_DO THIS:_ Your task is to write out the complete listing exactly as it is shown.

_ENTRIES:_
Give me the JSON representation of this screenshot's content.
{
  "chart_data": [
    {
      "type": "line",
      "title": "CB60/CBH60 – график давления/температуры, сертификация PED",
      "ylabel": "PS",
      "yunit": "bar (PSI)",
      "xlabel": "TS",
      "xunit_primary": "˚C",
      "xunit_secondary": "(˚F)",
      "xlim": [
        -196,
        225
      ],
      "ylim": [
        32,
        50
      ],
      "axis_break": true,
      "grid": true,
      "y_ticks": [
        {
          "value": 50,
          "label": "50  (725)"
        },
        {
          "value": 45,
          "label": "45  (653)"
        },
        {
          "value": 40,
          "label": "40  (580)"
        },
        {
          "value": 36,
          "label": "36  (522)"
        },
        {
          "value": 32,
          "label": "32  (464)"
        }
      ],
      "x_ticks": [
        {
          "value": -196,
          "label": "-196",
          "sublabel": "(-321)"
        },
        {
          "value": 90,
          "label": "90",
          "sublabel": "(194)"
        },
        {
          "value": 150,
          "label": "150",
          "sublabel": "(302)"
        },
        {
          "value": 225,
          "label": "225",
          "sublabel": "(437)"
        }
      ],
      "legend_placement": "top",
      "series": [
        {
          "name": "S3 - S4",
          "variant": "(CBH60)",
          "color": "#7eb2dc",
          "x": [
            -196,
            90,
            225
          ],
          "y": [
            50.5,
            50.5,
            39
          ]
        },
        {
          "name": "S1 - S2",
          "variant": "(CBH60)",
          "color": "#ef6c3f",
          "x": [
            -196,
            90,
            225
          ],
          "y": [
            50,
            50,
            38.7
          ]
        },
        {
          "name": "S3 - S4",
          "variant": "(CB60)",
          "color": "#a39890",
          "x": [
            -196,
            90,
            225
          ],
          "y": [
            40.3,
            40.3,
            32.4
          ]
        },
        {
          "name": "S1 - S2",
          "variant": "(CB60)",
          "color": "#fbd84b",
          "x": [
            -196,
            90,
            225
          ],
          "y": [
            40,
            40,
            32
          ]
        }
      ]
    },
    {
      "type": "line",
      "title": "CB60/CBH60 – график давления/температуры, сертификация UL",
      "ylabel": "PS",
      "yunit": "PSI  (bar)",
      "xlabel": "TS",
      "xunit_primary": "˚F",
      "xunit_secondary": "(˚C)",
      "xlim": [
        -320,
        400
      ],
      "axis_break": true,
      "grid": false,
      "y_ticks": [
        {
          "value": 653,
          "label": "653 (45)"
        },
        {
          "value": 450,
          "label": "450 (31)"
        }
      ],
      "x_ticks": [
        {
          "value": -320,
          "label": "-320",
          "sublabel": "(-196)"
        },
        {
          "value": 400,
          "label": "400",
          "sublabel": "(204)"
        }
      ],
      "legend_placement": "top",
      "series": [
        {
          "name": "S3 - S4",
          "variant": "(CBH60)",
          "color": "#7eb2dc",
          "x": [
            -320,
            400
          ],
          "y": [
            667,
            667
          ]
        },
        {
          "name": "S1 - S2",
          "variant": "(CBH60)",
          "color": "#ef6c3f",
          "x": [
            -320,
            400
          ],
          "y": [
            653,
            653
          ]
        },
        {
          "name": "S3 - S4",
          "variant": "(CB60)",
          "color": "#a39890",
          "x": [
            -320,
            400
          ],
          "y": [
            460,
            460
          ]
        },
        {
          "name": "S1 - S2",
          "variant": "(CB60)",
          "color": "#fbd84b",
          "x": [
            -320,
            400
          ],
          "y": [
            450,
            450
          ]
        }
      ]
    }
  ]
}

_THE RESPONSE:_
Give me the JSON representation of this screenshot's content.
{
  "chart_data": [
    {
      "type": "line",
      "title": "CB60/CBH60 – график давления/температуры, сертификация PED",
      "ylabel": "PS",
      "yunit": "bar (PSI)",
      "xlabel": "TS",
      "xunit_primary": "˚C",
      "xunit_secondary": "(˚F)",
      "xlim": [
        -196,
        225
      ],
      "ylim": [
        32,
        50
      ],
      "axis_break": true,
      "grid": true,
      "y_ticks": [
        {
          "value": 50,
          "label": "50  (725)"
        },
        {
          "value": 45,
          "label": "45  (653)"
        },
        {
          "value": 40,
          "label": "40  (580)"
        },
        {
          "value": 36,
          "label": "36  (522)"
        },
        {
          "value": 32,
          "label": "32  (464)"
        }
      ],
      "x_ticks": [
        {
          "value": -196,
          "label": "-196",
          "sublabel": "(-321)"
        },
        {
          "value": 90,
          "label": "90",
          "sublabel": "(194)"
        },
        {
          "value": 150,
          "label": "150",
          "sublabel": "(302)"
        },
        {
          "value": 225,
          "label": "225",
          "sublabel": "(437)"
        }
      ],
      "legend_placement": "top",
      "series": [
        {
          "name": "S3 - S4",
          "variant": "(CBH60)",
          "color": "#7eb2dc",
          "x": [
            -196,
            90,
            225
          ],
          "y": [
            50.5,
            50.5,
            39
          ]
        },
        {
          "name": "S1 - S2",
          "variant": "(CBH60)",
          "color": "#ef6c3f",
          "x": [
            -196,
            90,
            225
          ],
          "y": [
            50,
            50,
            38.7
          ]
        },
        {
          "name": "S3 - S4",
          "variant": "(CB60)",
          "color": "#a39890",
          "x": [
            -196,
            90,
            225
          ],
          "y": [
            40.3,
            40.3,
            32.4
          ]
        },
        {
          "name": "S1 - S2",
          "variant": "(CB60)",
          "color": "#fbd84b",
          "x": [
            -196,
            90,
            225
          ],
          "y": [
            40,
            40,
            32
          ]
        }
      ]
    },
    {
      "type": "line",
      "title": "CB60/CBH60 – график давления/температуры, сертификация UL",
      "ylabel": "PS",
      "yunit": "PSI  (bar)",
      "xlabel": "TS",
      "xunit_primary": "˚F",
      "xunit_secondary": "(˚C)",
      "xlim": [
        -320,
        400
      ],
      "axis_break": true,
      "grid": false,
      "y_ticks": [
        {
          "value": 653,
          "label": "653 (45)"
        },
        {
          "value": 450,
          "label": "450 (31)"
        }
      ],
      "x_ticks": [
        {
          "value": -320,
          "label": "-320",
          "sublabel": "(-196)"
        },
        {
          "value": 400,
          "label": "400",
          "sublabel": "(204)"
        }
      ],
      "legend_placement": "top",
      "series": [
        {
          "name": "S3 - S4",
          "variant": "(CBH60)",
          "color": "#7eb2dc",
          "x": [
            -320,
            400
          ],
          "y": [
            667,
            667
          ]
        },
        {
          "name": "S1 - S2",
          "variant": "(CBH60)",
          "color": "#ef6c3f",
          "x": [
            -320,
            400
          ],
          "y": [
            653,
            653
          ]
        },
        {
          "name": "S3 - S4",
          "variant": "(CB60)",
          "color": "#a39890",
          "x": [
            -320,
            400
          ],
          "y": [
            460,
            460
          ]
        },
        {
          "name": "S1 - S2",
          "variant": "(CB60)",
          "color": "#fbd84b",
          "x": [
            -320,
            400
          ],
          "y": [
            450,
            450
          ]
        }
      ]
    }
  ]
}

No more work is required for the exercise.